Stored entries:
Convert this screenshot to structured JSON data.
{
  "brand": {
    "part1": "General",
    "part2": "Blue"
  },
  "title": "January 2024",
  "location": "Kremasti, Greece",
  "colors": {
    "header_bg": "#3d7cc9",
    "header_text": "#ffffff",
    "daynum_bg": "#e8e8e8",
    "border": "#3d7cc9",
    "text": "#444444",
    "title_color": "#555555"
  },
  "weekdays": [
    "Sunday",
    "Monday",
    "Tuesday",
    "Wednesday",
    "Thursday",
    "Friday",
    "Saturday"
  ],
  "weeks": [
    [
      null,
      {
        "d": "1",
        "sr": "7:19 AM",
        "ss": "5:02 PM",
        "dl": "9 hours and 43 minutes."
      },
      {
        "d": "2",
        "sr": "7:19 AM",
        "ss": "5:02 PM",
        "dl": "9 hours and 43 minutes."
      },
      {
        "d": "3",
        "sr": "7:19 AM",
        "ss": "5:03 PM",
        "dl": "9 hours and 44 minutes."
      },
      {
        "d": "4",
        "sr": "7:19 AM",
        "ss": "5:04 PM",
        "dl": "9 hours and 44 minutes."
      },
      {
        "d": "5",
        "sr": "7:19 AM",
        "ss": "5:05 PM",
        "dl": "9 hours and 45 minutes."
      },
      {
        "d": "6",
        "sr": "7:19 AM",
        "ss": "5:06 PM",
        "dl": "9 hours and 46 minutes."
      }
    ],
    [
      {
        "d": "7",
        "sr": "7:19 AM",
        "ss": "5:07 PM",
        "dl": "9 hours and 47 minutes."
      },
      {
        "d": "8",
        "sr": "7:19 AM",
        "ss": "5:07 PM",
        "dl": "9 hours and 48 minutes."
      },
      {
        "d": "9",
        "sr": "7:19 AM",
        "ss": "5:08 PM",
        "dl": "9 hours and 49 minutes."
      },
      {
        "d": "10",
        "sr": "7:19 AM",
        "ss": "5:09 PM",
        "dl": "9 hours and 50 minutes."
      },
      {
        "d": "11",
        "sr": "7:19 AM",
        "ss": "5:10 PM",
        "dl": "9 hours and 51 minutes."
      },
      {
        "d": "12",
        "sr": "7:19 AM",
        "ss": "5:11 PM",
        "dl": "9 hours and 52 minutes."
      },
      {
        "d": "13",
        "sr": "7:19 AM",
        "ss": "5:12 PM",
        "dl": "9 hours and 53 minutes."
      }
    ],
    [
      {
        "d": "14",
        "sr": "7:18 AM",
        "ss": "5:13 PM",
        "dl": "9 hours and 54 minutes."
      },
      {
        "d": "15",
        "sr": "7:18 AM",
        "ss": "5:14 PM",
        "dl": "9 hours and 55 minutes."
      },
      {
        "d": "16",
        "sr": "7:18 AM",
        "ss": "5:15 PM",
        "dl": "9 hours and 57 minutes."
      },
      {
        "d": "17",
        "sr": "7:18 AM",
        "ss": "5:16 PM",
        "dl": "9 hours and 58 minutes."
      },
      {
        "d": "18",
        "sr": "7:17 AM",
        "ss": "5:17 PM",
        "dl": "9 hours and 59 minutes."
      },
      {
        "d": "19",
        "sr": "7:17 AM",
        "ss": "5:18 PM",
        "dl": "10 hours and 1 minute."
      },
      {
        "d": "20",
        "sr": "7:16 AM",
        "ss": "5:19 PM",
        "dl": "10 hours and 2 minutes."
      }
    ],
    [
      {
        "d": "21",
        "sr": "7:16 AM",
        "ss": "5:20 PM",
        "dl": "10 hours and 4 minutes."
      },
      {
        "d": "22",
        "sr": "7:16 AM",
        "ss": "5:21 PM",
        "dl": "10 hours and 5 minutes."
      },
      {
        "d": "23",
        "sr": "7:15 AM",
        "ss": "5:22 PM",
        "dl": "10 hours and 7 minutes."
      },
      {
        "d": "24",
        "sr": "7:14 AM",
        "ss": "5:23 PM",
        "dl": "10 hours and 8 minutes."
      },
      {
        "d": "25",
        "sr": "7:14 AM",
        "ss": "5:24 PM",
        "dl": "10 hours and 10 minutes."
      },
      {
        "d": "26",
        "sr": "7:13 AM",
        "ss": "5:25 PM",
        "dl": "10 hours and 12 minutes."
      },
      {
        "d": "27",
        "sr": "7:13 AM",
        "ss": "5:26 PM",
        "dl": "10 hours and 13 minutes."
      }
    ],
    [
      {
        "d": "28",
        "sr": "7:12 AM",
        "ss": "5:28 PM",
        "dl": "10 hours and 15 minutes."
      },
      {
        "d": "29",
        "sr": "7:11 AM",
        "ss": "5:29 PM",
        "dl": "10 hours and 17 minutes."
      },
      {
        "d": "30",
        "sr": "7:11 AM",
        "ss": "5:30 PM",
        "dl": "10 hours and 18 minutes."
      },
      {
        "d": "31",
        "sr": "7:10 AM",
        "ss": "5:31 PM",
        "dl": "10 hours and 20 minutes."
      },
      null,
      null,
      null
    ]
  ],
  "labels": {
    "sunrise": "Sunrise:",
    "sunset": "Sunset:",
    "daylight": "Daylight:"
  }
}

YOUR TASK ->
Exact output of every entry is required.

SOLUTION FOR THIS TASK ->
Convert this screenshot to structured JSON data.
{
  "brand": {
    "part1": "General",
    "part2": "Blue"
  },
  "title": "January 2024",
  "location": "Kremasti, Greece",
  "colors": {
    "header_bg": "#3d7cc9",
    "header_text": "#ffffff",
    "daynum_bg": "#e8e8e8",
    "border": "#3d7cc9",
    "text": "#444444",
    "title_color": "#555555"
  },
  "weekdays": [
    "Sunday",
    "Monday",
    "Tuesday",
    "Wednesday",
    "Thursday",
    "Friday",
    "Saturday"
  ],
  "weeks": [
    [
      null,
      {
        "d": "1",
        "sr": "7:19 AM",
        "ss": "5:02 PM",
        "dl": "9 hours and 43 minutes."
      },
      {
        "d": "2",
        "sr": "7:19 AM",
        "ss": "5:02 PM",
        "dl": "9 hours and 43 minutes."
      },
      {
        "d": "3",
        "sr": "7:19 AM",
        "ss": "5:03 PM",
        "dl": "9 hours and 44 minutes."
      },
      {
        "d": "4",
        "sr": "7:19 AM",
        "ss": "5:04 PM",
        "dl": "9 hours and 44 minutes."
      },
      {
        "d": "5",
        "sr": "7:19 AM",
        "ss": "5:05 PM",
        "dl": "9 hours and 45 minutes."
      },
      {
        "d": "6",
        "sr": "7:19 AM",
        "ss": "5:06 PM",
        "dl": "9 hours and 46 minutes."
      }
    ],
    [
      {
        "d": "7",
        "sr": "7:19 AM",
        "ss": "5:07 PM",
        "dl": "9 hours and 47 minutes."
      },
      {
        "d": "8",
        "sr": "7:19 AM",
        "ss": "5:07 PM",
        "dl": "9 hours and 48 minutes."
      },
      {
        "d": "9",
        "sr": "7:19 AM",
        "ss": "5:08 PM",
        "dl": "9 hours and 49 minutes."
      },
      {
        "d": "10",
        "sr": "7:19 AM",
        "ss": "5:09 PM",
        "dl": "9 hours and 50 minutes."
      },
      {
        "d": "11",
        "sr": "7:19 AM",
        "ss": "5:10 PM",
        "dl": "9 hours and 51 minutes."
      },
      {
        "d": "12",
        "sr": "7:19 AM",
        "ss": "5:11 PM",
        "dl": "9 hours and 52 minutes."
      },
      {
        "d": "13",
        "sr": "7:19 AM",
        "ss": "5:12 PM",
        "dl": "9 hours and 53 minutes."
      }
    ],
    [
      {
        "d": "14",
        "sr": "7:18 AM",
        "ss": "5:13 PM",
        "dl": "9 hours and 54 minutes."
      },
      {
        "d": "15",
        "sr": "7:18 AM",
        "ss": "5:14 PM",
        "dl": "9 hours and 55 minutes."
      },
      {
        "d": "16",
        "sr": "7:18 AM",
        "ss": "5:15 PM",
        "dl": "9 hours and 57 minutes."
      },
      {
        "d": "17",
        "sr": "7:18 AM",
        "ss": "5:16 PM",
        "dl": "9 hours and 58 minutes."
      },
      {
        "d": "18",
        "sr": "7:17 AM",
        "ss": "5:17 PM",
        "dl": "9 hours and 59 minutes."
      },
      {
        "d": "19",
        "sr": "7:17 AM",
        "ss": "5:18 PM",
        "dl": "10 hours and 1 minute."
      },
      {
        "d": "20",
        "sr": "7:16 AM",
        "ss": "5:19 PM",
        "dl": "10 hours and 2 minutes."
      }
    ],
    [
      {
        "d": "21",
        "sr": "7:16 AM",
        "ss": "5:20 PM",
        "dl": "10 hours and 4 minutes."
      },
      {
        "d": "22",
        "sr": "7:16 AM",
        "ss": "5:21 PM",
        "dl": "10 hours and 5 minutes."
      },
      {
        "d": "23",
        "sr": "7:15 AM",
        "ss": "5:22 PM",
        "dl": "10 hours and 7 minutes."
      },
      {
        "d": "24",
        "sr": "7:14 AM",
        "ss": "5:23 PM",
        "dl": "10 hours and 8 minutes."
      },
      {
        "d": "25",
        "sr": "7:14 AM",
        "ss": "5:24 PM",
        "dl": "10 hours and 10 minutes."
      },
      {
        "d": "26",
        "sr": "7:13 AM",
        "ss": "5:25 PM",
        "dl": "10 hours and 12 minutes."
      },
      {
        "d": "27",
        "sr": "7:13 AM",
        "ss": "5:26 PM",
        "dl": "10 hours and 13 minutes."
      }
    ],
    [
      {
        "d": "28",
        "sr": "7:12 AM",
        "ss": "5:28 PM",
        "dl": "10 hours and 15 minutes."
      },
      {
        "d": "29",
        "sr": "7:11 AM",
        "ss": "5:29 PM",
        "dl": "10 hours and 17 minutes."
      },
      {
        "d": "30",
        "sr": "7:11 AM",
        "ss": "5:30 PM",
        "dl": "10 hours and 18 minutes."
      },
      {
        "d": "31",
        "sr": "7:10 AM",
        "ss": "5:31 PM",
        "dl": "10 hours and 20 minutes."
      },
      null,
      null,
      null
    ]
  ],
  "labels": {
    "sunrise": "Sunrise:",
    "sunset": "Sunset:",
    "daylight": "Daylight:"
  }
}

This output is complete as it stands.